» **OBJECTIVE**
Output every entry exactly as given.

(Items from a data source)
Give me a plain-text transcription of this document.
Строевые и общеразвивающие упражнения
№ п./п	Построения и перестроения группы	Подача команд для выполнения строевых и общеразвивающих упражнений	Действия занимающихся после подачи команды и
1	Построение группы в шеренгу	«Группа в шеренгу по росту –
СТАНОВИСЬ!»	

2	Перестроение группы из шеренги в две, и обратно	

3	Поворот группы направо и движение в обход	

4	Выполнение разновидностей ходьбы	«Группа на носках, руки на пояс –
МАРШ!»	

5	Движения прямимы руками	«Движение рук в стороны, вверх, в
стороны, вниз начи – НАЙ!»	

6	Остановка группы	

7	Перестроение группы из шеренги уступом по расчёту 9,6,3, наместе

» **REPLY TO THE EXERCISE**
Give me a plain-text transcription of this document.
Строевые и общеразвивающие упражнения
№ п./п	Построения и перестроения группы	Подача команд для выполнения строевых и общеразвивающих упражнений	Действия занимающихся после подачи команды и
1	Построение группы в шеренгу	«Группа в шеренгу по росту –
СТАНОВИСЬ!»	

2	Перестроение группы из шеренги в две, и обратно	

3	Поворот группы направо и движение в обход	

4	Выполнение разновидностей ходьбы	«Группа на носках, руки на пояс –
МАРШ!»	

5	Движения прямимы руками	«Движение рук в стороны, вверх, в
стороны, вниз начи – НАЙ!»	

6	Остановка группы	

7	Перестроение группы из шеренги уступом по расчёту 9,6,3, наместе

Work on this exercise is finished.